> Problem details
Compute the number of lines that include the string "стандартизації", then output that number and nothing else.

> Data provided
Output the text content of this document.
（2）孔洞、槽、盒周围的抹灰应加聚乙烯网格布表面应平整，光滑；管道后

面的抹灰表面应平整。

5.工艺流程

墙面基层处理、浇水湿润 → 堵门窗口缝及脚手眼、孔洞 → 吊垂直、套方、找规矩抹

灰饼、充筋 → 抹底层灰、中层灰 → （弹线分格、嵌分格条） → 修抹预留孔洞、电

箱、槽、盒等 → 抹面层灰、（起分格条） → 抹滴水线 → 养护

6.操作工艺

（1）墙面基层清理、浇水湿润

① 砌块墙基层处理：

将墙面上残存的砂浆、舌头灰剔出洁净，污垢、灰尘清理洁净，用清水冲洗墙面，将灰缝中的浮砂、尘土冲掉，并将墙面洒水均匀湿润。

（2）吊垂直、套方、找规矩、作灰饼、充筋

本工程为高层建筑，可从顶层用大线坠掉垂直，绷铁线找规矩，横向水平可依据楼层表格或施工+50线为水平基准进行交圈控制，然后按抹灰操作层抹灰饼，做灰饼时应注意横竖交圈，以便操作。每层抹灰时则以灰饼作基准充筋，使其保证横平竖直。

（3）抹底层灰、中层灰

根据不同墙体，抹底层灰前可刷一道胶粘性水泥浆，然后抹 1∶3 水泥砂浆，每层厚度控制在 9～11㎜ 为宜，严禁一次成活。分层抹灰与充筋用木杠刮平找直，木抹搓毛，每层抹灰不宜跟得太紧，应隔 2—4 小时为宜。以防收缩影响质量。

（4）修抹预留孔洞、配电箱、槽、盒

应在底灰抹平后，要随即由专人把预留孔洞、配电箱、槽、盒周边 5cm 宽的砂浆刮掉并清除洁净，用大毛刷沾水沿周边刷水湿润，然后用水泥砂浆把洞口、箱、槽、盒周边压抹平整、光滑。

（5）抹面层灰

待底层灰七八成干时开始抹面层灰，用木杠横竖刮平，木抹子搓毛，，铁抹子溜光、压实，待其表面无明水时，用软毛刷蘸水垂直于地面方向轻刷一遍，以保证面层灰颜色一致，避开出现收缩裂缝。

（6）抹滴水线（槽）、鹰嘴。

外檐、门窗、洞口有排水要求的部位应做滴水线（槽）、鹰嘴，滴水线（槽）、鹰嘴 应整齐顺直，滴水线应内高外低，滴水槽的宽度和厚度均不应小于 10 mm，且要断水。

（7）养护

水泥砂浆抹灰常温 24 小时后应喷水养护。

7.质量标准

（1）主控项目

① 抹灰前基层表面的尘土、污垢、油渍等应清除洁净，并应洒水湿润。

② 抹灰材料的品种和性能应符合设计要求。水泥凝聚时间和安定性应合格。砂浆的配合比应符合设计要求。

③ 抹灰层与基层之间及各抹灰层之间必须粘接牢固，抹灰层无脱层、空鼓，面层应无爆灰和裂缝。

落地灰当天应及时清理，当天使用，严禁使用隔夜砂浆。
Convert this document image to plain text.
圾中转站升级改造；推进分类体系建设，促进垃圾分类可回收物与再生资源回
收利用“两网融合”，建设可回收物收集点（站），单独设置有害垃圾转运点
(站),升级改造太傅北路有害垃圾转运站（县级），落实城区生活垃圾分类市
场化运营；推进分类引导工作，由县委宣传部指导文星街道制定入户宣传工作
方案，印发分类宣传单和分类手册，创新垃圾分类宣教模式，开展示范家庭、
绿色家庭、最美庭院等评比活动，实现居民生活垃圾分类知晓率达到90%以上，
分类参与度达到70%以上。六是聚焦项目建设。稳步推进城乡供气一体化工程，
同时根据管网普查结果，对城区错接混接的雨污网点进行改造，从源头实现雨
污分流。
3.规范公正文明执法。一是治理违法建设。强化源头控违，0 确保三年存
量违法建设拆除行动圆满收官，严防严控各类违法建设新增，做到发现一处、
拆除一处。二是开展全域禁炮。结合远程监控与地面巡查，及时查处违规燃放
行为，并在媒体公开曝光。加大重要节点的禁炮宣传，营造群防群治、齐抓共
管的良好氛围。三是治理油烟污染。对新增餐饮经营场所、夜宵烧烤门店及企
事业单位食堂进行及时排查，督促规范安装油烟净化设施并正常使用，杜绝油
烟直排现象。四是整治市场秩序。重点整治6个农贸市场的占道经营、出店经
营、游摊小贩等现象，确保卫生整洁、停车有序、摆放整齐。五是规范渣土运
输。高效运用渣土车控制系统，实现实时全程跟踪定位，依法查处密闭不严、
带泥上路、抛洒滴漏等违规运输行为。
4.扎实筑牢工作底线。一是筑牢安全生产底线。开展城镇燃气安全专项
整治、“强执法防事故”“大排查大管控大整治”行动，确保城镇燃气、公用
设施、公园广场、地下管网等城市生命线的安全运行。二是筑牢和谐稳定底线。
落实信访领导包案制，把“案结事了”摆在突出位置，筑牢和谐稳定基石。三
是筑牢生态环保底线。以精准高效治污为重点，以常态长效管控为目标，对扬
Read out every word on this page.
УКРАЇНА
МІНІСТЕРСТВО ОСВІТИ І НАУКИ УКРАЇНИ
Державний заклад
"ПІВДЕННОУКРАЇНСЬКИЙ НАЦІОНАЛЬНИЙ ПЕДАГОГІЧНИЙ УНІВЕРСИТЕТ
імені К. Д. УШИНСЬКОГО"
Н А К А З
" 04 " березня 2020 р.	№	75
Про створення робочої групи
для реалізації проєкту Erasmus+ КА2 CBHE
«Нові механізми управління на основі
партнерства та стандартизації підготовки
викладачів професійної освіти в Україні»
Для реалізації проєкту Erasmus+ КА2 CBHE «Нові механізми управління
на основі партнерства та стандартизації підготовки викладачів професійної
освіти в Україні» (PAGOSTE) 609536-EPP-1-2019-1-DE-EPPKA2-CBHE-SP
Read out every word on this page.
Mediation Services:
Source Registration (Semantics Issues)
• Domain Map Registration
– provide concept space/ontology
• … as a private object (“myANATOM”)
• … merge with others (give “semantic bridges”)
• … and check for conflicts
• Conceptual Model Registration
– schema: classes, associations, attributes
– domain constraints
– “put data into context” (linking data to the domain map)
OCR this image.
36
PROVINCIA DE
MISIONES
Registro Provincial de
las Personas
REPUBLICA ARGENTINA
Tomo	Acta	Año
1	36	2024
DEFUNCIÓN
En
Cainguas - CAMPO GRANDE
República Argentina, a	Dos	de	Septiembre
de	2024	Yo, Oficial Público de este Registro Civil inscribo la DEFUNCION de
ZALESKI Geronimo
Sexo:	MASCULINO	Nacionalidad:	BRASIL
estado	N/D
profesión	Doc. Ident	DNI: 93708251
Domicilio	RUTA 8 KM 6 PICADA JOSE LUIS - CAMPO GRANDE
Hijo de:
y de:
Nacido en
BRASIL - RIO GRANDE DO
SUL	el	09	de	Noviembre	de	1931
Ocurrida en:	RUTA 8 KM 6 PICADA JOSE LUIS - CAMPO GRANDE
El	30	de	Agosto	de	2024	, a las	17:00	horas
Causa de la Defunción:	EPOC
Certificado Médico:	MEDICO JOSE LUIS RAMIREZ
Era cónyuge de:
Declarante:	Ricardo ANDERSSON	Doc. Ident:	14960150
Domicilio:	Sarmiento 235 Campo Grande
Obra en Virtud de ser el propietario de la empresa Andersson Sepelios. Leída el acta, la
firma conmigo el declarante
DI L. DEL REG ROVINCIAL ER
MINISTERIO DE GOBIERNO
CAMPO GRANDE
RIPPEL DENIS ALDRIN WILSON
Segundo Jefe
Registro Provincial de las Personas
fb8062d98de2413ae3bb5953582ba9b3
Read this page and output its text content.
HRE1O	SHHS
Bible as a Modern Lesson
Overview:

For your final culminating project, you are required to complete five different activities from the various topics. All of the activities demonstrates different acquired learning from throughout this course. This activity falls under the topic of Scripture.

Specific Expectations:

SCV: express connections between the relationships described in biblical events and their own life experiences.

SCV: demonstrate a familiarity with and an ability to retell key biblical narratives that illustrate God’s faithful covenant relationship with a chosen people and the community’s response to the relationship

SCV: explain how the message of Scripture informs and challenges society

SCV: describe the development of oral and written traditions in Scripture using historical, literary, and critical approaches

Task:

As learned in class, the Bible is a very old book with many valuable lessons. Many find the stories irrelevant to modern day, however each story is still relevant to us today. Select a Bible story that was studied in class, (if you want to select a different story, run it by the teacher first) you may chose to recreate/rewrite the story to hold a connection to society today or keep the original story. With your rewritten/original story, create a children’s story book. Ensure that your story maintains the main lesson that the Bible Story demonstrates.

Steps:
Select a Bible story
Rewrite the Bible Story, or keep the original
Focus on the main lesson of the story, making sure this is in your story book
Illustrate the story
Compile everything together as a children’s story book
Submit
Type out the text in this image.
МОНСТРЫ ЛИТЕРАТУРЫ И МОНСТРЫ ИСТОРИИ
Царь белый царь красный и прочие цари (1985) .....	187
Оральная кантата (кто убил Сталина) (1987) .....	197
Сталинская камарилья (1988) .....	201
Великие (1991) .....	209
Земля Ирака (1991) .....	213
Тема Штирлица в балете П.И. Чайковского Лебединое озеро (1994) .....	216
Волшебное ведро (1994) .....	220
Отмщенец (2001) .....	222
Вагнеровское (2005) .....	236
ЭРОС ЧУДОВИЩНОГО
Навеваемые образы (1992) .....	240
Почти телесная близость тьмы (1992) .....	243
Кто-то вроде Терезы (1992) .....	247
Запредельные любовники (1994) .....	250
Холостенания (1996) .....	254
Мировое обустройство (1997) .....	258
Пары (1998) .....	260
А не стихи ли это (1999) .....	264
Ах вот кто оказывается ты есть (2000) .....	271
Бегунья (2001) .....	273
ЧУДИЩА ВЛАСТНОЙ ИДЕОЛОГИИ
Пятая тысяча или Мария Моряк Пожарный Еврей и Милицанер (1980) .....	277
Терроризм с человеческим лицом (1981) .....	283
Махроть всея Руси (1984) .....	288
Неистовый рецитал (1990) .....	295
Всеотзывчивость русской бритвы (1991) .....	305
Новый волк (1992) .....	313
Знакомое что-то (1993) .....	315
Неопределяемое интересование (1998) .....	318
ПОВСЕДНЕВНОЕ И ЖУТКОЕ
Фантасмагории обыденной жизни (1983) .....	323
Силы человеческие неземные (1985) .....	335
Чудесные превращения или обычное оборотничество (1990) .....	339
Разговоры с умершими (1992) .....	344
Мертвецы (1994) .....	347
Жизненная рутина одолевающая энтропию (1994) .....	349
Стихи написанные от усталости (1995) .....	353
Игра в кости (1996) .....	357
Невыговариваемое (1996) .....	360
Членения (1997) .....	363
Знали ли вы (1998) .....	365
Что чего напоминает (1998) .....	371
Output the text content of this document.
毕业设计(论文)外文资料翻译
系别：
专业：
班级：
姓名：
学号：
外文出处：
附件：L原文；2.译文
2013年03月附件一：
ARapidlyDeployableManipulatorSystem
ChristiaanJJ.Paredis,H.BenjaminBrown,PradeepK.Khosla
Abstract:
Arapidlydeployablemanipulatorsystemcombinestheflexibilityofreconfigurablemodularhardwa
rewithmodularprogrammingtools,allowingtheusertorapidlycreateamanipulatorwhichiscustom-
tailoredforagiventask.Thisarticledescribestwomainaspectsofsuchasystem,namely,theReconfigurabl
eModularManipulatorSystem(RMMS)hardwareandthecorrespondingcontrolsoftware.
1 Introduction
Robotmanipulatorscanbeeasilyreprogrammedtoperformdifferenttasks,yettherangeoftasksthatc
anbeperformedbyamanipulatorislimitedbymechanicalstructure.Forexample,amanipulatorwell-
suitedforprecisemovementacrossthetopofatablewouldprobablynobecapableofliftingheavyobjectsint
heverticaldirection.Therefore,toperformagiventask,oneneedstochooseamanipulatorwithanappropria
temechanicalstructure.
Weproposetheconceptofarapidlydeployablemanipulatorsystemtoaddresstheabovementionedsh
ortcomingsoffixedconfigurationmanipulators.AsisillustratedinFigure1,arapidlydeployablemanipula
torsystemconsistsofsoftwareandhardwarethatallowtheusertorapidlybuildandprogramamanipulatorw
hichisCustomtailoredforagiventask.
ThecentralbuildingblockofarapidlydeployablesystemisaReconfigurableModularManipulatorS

> Task response
2